▸ **PROVIDED INFORMATION**

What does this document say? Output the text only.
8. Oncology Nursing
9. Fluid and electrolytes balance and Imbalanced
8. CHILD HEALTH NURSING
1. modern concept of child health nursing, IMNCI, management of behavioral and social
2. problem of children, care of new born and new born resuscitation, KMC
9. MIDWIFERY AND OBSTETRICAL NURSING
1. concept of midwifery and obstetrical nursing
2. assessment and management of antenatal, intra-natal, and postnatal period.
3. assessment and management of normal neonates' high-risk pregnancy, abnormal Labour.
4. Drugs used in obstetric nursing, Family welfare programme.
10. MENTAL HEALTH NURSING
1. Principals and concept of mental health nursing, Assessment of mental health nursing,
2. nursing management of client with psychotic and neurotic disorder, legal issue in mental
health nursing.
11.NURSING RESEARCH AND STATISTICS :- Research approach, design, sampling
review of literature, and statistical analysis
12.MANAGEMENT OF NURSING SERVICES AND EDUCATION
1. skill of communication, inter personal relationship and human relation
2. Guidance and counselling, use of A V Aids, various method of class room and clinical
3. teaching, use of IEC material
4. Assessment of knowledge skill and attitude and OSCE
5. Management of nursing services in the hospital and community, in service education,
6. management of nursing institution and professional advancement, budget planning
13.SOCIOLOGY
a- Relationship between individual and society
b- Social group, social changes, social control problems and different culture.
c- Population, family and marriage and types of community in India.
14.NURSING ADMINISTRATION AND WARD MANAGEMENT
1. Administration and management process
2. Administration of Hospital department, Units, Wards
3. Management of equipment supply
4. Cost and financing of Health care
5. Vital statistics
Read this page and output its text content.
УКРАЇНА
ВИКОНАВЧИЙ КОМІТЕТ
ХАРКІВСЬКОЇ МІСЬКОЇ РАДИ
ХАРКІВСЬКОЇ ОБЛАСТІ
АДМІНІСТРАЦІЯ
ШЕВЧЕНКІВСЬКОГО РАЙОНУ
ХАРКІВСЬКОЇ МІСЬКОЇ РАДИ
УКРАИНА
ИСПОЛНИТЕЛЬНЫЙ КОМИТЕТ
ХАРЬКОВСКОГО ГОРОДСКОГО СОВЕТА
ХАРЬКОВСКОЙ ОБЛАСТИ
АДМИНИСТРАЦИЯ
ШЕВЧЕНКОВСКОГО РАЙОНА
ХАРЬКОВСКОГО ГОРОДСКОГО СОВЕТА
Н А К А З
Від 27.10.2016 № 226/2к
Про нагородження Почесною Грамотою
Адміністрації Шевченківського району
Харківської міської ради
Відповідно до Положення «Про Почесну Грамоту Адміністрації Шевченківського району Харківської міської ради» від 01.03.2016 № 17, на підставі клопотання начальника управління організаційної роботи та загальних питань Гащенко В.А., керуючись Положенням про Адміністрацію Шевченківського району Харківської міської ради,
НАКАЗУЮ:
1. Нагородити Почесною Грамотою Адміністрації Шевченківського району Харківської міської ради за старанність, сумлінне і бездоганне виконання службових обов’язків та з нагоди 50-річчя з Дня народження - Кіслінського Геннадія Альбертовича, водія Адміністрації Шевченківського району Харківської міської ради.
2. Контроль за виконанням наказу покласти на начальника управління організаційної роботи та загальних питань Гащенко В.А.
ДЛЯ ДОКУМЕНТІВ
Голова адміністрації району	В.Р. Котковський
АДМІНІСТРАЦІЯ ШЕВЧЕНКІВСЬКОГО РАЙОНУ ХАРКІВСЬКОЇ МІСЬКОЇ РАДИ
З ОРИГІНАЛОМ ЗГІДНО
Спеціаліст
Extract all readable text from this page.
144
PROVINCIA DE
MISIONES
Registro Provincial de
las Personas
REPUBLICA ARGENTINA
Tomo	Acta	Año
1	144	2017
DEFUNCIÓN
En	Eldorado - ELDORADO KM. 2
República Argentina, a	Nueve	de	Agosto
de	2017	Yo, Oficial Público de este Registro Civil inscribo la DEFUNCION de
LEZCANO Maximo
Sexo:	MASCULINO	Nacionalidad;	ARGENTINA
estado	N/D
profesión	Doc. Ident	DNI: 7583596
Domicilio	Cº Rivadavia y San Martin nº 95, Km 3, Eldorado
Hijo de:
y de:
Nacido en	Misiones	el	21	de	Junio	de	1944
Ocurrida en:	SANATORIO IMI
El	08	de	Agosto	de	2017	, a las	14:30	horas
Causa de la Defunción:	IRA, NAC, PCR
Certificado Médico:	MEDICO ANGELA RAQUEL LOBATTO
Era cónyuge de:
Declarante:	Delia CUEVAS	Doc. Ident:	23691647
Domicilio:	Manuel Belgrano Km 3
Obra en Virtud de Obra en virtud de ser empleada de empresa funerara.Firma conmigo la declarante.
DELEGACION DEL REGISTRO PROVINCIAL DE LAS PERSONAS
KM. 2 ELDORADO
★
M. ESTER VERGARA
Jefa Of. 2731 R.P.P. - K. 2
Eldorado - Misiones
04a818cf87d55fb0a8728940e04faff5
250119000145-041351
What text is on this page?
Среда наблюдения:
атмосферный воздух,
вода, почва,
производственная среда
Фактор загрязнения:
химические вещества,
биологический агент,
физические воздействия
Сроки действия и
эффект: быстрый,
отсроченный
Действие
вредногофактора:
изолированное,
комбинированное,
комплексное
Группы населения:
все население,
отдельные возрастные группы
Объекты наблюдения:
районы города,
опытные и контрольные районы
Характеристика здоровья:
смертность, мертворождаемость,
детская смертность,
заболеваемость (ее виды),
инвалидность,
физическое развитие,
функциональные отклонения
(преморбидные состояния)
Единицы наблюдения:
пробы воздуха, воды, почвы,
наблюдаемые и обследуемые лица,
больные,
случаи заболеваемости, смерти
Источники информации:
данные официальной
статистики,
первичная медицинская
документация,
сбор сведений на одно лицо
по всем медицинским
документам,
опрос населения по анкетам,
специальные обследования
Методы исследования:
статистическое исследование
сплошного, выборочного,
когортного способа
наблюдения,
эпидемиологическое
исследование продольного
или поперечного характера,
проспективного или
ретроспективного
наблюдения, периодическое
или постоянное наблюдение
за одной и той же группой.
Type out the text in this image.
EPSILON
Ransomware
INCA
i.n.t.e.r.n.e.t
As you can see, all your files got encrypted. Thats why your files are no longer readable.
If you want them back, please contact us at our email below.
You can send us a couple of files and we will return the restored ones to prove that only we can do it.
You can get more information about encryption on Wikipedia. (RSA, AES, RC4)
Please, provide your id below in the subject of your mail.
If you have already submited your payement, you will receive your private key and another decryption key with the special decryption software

▸ **OBJECTIVE**
In how many lines of the data does the string "загальних" appear? Give only the number.

▸ **THE OUTPUT**
2